What is expected:
Each line below should be quoted exactly, please.

Data lines:
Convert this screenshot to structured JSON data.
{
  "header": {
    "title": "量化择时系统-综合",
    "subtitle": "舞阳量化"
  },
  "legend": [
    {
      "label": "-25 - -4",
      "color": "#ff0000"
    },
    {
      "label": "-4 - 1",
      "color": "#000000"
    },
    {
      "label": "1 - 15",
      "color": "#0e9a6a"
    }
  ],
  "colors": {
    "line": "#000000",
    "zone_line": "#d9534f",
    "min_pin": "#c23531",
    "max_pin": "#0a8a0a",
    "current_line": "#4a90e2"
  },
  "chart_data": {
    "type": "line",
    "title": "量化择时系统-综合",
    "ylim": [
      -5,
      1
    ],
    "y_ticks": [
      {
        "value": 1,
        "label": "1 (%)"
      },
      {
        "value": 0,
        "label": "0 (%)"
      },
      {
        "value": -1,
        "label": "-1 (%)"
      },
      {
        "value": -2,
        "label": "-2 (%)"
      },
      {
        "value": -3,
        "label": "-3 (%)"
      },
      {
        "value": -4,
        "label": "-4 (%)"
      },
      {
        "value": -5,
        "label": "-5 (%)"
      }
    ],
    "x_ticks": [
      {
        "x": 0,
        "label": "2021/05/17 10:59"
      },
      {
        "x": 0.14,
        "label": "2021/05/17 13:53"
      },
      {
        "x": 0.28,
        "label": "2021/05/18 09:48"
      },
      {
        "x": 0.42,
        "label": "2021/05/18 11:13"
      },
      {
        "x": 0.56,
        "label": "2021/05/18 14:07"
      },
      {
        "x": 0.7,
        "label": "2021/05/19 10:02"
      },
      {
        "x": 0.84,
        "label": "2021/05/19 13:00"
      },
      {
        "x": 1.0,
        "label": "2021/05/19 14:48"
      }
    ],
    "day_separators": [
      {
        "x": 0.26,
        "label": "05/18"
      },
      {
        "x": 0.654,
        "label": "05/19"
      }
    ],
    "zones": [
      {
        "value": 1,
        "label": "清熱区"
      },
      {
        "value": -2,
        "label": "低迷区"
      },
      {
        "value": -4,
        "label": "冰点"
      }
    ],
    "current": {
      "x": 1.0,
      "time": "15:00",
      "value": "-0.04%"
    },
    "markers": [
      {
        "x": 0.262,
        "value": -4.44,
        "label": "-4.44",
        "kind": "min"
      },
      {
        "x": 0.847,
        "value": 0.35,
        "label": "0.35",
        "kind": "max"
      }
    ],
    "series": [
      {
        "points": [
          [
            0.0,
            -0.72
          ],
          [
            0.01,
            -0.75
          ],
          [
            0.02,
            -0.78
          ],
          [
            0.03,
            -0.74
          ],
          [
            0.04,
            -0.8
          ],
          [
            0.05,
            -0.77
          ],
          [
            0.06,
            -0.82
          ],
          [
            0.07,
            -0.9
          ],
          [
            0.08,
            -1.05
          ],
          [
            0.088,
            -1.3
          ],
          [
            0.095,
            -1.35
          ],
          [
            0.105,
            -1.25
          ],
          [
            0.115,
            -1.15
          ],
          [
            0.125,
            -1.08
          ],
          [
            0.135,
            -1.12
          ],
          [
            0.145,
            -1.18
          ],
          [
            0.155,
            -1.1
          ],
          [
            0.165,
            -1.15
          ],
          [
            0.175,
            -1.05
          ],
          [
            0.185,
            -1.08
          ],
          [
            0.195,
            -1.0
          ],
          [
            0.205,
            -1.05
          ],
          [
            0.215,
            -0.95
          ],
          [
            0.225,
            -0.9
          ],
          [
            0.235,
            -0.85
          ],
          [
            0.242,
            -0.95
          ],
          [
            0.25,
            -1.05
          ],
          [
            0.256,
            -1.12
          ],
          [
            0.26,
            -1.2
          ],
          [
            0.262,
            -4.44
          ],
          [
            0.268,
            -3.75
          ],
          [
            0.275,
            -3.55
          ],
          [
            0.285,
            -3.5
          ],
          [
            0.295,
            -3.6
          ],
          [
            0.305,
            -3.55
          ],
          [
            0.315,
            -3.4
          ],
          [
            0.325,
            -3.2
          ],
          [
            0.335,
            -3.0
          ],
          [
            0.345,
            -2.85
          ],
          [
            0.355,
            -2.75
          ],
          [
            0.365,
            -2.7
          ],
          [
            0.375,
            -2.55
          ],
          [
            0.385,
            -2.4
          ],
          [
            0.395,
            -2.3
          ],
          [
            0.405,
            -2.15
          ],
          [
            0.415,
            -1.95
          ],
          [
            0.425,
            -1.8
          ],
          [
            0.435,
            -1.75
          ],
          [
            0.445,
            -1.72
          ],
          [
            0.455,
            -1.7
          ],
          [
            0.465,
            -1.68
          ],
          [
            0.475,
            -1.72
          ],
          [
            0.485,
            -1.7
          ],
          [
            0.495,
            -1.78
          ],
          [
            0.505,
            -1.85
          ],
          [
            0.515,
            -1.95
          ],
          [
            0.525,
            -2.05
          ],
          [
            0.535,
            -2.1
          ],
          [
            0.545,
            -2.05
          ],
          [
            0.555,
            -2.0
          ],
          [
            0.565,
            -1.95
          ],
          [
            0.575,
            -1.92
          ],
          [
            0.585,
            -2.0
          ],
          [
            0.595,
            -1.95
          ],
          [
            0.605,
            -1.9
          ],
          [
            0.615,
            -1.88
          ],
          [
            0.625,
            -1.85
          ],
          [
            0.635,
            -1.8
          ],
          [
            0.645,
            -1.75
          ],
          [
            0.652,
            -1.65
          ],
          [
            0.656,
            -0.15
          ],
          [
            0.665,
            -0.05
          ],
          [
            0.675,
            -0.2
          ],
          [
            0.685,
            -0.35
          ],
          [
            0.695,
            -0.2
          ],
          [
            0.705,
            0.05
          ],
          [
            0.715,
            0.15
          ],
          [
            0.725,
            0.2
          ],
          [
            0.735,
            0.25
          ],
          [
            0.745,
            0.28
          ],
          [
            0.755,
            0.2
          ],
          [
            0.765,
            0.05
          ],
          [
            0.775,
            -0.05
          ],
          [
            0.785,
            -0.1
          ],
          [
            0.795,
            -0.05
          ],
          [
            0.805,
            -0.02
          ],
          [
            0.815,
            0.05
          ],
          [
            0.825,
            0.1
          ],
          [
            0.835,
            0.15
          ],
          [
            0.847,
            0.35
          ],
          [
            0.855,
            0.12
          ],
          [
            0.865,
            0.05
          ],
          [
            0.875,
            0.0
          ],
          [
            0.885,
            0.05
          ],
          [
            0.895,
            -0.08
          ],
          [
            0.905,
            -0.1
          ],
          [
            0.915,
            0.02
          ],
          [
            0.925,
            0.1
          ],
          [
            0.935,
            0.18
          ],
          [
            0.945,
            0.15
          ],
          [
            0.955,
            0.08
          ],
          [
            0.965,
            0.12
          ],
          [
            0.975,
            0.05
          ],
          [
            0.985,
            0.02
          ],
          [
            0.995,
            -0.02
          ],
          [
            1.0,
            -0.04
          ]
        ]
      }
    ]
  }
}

Worked solution:
Convert this screenshot to structured JSON data.
{
  "header": {
    "title": "量化择时系统-综合",
    "subtitle": "舞阳量化"
  },
  "legend": [
    {
      "label": "-25 - -4",
      "color": "#ff0000"
    },
    {
      "label": "-4 - 1",
      "color": "#000000"
    },
    {
      "label": "1 - 15",
      "color": "#0e9a6a"
    }
  ],
  "colors": {
    "line": "#000000",
    "zone_line": "#d9534f",
    "min_pin": "#c23531",
    "max_pin": "#0a8a0a",
    "current_line": "#4a90e2"
  },
  "chart_data": {
    "type": "line",
    "title": "量化择时系统-综合",
    "ylim": [
      -5,
      1
    ],
    "y_ticks": [
      {
        "value": 1,
        "label": "1 (%)"
      },
      {
        "value": 0,
        "label": "0 (%)"
      },
      {
        "value": -1,
        "label": "-1 (%)"
      },
      {
        "value": -2,
        "label": "-2 (%)"
      },
      {
        "value": -3,
        "label": "-3 (%)"
      },
      {
        "value": -4,
        "label": "-4 (%)"
      },
      {
        "value": -5,
        "label": "-5 (%)"
      }
    ],
    "x_ticks": [
      {
        "x": 0,
        "label": "2021/05/17 10:59"
      },
      {
        "x": 0.14,
        "label": "2021/05/17 13:53"
      },
      {
        "x": 0.28,
        "label": "2021/05/18 09:48"
      },
      {
        "x": 0.42,
        "label": "2021/05/18 11:13"
      },
      {
        "x": 0.56,
        "label": "2021/05/18 14:07"
      },
      {
        "x": 0.7,
        "label": "2021/05/19 10:02"
      },
      {
        "x": 0.84,
        "label": "2021/05/19 13:00"
      },
      {
        "x": 1.0,
        "label": "2021/05/19 14:48"
      }
    ],
    "day_separators": [
      {
        "x": 0.26,
        "label": "05/18"
      },
      {
        "x": 0.654,
        "label": "05/19"
      }
    ],
    "zones": [
      {
        "value": 1,
        "label": "清熱区"
      },
      {
        "value": -2,
        "label": "低迷区"
      },
      {
        "value": -4,
        "label": "冰点"
      }
    ],
    "current": {
      "x": 1.0,
      "time": "15:00",
      "value": "-0.04%"
    },
    "markers": [
      {
        "x": 0.262,
        "value": -4.44,
        "label": "-4.44",
        "kind": "min"
      },
      {
        "x": 0.847,
        "value": 0.35,
        "label": "0.35",
        "kind": "max"
      }
    ],
    "series": [
      {
        "points": [
          [
            0.0,
            -0.72
          ],
          [
            0.01,
            -0.75
          ],
          [
            0.02,
            -0.78
          ],
          [
            0.03,
            -0.74
          ],
          [
            0.04,
            -0.8
          ],
          [
            0.05,
            -0.77
          ],
          [
            0.06,
            -0.82
          ],
          [
            0.07,
            -0.9
          ],
          [
            0.08,
            -1.05
          ],
          [
            0.088,
            -1.3
          ],
          [
            0.095,
            -1.35
          ],
          [
            0.105,
            -1.25
          ],
          [
            0.115,
            -1.15
          ],
          [
            0.125,
            -1.08
          ],
          [
            0.135,
            -1.12
          ],
          [
            0.145,
            -1.18
          ],
          [
            0.155,
            -1.1
          ],
          [
            0.165,
            -1.15
          ],
          [
            0.175,
            -1.05
          ],
          [
            0.185,
            -1.08
          ],
          [
            0.195,
            -1.0
          ],
          [
            0.205,
            -1.05
          ],
          [
            0.215,
            -0.95
          ],
          [
            0.225,
            -0.9
          ],
          [
            0.235,
            -0.85
          ],
          [
            0.242,
            -0.95
          ],
          [
            0.25,
            -1.05
          ],
          [
            0.256,
            -1.12
          ],
          [
            0.26,
            -1.2
          ],
          [
            0.262,
            -4.44
          ],
          [
            0.268,
            -3.75
          ],
          [
            0.275,
            -3.55
          ],
          [
            0.285,
            -3.5
          ],
          [
            0.295,
            -3.6
          ],
          [
            0.305,
            -3.55
          ],
          [
            0.315,
            -3.4
          ],
          [
            0.325,
            -3.2
          ],
          [
            0.335,
            -3.0
          ],
          [
            0.345,
            -2.85
          ],
          [
            0.355,
            -2.75
          ],
          [
            0.365,
            -2.7
          ],
          [
            0.375,
            -2.55
          ],
          [
            0.385,
            -2.4
          ],
          [
            0.395,
            -2.3
          ],
          [
            0.405,
            -2.15
          ],
          [
            0.415,
            -1.95
          ],
          [
            0.425,
            -1.8
          ],
          [
            0.435,
            -1.75
          ],
          [
            0.445,
            -1.72
          ],
          [
            0.455,
            -1.7
          ],
          [
            0.465,
            -1.68
          ],
          [
            0.475,
            -1.72
          ],
          [
            0.485,
            -1.7
          ],
          [
            0.495,
            -1.78
          ],
          [
            0.505,
            -1.85
          ],
          [
            0.515,
            -1.95
          ],
          [
            0.525,
            -2.05
          ],
          [
            0.535,
            -2.1
          ],
          [
            0.545,
            -2.05
          ],
          [
            0.555,
            -2.0
          ],
          [
            0.565,
            -1.95
          ],
          [
            0.575,
            -1.92
          ],
          [
            0.585,
            -2.0
          ],
          [
            0.595,
            -1.95
          ],
          [
            0.605,
            -1.9
          ],
          [
            0.615,
            -1.88
          ],
          [
            0.625,
            -1.85
          ],
          [
            0.635,
            -1.8
          ],
          [
            0.645,
            -1.75
          ],
          [
            0.652,
            -1.65
          ],
          [
            0.656,
            -0.15
          ],
          [
            0.665,
            -0.05
          ],
          [
            0.675,
            -0.2
          ],
          [
            0.685,
            -0.35
          ],
          [
            0.695,
            -0.2
          ],
          [
            0.705,
            0.05
          ],
          [
            0.715,
            0.15
          ],
          [
            0.725,
            0.2
          ],
          [
            0.735,
            0.25
          ],
          [
            0.745,
            0.28
          ],
          [
            0.755,
            0.2
          ],
          [
            0.765,
            0.05
          ],
          [
            0.775,
            -0.05
          ],
          [
            0.785,
            -0.1
          ],
          [
            0.795,
            -0.05
          ],
          [
            0.805,
            -0.02
          ],
          [
            0.815,
            0.05
          ],
          [
            0.825,
            0.1
          ],
          [
            0.835,
            0.15
          ],
          [
            0.847,
            0.35
          ],
          [
            0.855,
            0.12
          ],
          [
            0.865,
            0.05
          ],
          [
            0.875,
            0.0
          ],
          [
            0.885,
            0.05
          ],
          [
            0.895,
            -0.08
          ],
          [
            0.905,
            -0.1
          ],
          [
            0.915,
            0.02
          ],
          [
            0.925,
            0.1
          ],
          [
            0.935,
            0.18
          ],
          [
            0.945,
            0.15
          ],
          [
            0.955,
            0.08
          ],
          [
            0.965,
            0.12
          ],
          [
            0.975,
            0.05
          ],
          [
            0.985,
            0.02
          ],
          [
            0.995,
            -0.02
          ],
          [
            1.0,
            -0.04
          ]
        ]
      }
    ]
  }
}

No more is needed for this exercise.